(Records from a data source)
▬▬▬▬▬▬▬▬▬▬
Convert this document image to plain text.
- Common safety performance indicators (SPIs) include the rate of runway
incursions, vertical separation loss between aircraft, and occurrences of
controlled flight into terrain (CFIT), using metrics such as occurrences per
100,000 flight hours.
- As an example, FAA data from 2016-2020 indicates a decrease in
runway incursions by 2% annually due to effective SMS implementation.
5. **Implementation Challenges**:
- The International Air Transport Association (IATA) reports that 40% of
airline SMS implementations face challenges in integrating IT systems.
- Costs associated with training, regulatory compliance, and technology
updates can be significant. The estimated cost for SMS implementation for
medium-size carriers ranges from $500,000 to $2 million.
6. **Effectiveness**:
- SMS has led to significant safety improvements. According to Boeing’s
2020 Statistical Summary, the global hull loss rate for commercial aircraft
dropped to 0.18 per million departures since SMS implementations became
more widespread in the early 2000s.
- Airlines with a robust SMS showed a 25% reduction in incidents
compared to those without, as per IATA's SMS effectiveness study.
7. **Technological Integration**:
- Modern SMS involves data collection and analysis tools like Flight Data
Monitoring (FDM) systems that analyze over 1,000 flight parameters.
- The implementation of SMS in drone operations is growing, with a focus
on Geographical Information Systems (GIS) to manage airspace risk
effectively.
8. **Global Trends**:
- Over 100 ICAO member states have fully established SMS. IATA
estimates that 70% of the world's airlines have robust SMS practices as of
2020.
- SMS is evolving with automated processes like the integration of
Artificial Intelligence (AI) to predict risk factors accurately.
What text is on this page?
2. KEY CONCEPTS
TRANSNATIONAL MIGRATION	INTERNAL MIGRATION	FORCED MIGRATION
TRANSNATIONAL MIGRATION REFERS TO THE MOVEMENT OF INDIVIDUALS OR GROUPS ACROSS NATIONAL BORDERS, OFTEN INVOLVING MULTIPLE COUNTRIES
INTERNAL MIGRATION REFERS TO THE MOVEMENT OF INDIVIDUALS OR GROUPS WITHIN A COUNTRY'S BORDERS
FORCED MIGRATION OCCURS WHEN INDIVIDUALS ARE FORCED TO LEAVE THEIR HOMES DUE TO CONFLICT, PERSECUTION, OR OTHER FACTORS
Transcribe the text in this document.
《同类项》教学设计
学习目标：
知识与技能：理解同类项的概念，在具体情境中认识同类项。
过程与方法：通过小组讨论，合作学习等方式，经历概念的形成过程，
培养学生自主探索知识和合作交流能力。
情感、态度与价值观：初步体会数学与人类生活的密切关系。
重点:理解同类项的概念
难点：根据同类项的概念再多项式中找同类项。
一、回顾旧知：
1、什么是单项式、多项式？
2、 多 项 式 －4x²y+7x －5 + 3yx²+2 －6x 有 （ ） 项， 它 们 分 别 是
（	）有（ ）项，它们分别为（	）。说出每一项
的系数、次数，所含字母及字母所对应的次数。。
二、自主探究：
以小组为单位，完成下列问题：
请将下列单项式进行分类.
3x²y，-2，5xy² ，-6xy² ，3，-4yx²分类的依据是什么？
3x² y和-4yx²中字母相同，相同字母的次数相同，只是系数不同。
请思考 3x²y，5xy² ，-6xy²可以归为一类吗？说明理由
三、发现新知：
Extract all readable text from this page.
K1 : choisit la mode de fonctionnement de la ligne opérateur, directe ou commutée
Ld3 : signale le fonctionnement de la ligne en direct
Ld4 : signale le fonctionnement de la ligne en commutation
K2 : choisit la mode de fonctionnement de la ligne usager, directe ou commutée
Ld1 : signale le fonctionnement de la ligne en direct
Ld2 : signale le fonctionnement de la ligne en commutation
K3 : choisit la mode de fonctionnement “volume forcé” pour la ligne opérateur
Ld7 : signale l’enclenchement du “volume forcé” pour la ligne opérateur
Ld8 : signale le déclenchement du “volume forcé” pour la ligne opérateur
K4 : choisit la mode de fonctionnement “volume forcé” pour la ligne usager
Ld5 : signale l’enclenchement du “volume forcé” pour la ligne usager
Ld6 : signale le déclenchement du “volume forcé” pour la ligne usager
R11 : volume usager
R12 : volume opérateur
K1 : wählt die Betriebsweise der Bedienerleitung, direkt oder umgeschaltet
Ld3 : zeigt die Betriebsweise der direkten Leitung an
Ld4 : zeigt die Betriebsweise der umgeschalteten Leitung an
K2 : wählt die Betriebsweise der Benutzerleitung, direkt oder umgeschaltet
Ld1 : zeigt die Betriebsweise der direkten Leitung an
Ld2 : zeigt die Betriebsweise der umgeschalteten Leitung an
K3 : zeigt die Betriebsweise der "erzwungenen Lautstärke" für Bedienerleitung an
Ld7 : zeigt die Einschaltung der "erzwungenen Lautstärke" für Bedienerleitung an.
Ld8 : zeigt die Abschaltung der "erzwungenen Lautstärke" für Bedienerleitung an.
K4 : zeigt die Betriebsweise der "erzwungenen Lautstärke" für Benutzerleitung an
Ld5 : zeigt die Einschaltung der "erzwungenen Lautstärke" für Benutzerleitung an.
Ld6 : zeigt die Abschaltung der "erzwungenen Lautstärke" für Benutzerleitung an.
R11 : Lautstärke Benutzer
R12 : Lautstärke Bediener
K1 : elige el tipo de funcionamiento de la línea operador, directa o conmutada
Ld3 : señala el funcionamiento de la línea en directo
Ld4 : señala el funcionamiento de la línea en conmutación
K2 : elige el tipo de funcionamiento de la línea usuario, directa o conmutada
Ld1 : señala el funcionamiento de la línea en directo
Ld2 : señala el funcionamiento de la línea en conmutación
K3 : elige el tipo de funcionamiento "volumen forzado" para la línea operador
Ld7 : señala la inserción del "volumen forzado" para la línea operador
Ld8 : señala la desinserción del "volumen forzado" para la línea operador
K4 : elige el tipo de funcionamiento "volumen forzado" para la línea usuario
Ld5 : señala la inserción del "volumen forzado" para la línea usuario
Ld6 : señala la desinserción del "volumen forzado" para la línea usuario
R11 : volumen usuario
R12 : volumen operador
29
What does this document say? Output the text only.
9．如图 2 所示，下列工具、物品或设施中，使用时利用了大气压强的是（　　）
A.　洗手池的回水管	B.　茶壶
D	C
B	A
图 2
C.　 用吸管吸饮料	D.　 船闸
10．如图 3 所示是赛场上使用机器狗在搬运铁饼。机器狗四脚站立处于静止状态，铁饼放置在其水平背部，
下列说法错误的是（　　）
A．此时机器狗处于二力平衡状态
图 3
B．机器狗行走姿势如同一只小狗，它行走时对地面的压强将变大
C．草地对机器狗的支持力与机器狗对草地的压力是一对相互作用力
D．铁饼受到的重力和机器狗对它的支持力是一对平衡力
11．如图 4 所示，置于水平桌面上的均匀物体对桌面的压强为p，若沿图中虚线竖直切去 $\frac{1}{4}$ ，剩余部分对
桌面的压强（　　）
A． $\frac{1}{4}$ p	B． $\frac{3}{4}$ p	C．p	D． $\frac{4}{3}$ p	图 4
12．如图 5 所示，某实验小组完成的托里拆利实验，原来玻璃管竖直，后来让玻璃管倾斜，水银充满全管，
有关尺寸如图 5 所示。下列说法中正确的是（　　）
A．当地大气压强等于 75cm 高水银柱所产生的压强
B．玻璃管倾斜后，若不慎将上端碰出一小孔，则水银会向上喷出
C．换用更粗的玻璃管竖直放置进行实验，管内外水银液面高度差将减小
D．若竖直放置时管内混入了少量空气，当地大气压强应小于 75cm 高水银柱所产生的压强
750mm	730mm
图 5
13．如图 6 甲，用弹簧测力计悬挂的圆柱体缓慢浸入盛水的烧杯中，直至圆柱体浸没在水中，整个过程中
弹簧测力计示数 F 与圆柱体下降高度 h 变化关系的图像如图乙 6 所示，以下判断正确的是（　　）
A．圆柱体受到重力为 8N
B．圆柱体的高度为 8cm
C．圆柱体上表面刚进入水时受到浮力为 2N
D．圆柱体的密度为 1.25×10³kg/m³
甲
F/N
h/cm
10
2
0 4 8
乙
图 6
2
▬▬▬▬▬▬▬▬▬▬
■ **What you are asked to do**:
Select the lines from the entries that include the word "IATA".

■ **Answer to this problem**:
- The International Air Transport Association (IATA) reports that 40% of
compared to those without, as per IATA's SMS effectiveness study.
- Over 100 ICAO member states have fully established SMS. IATA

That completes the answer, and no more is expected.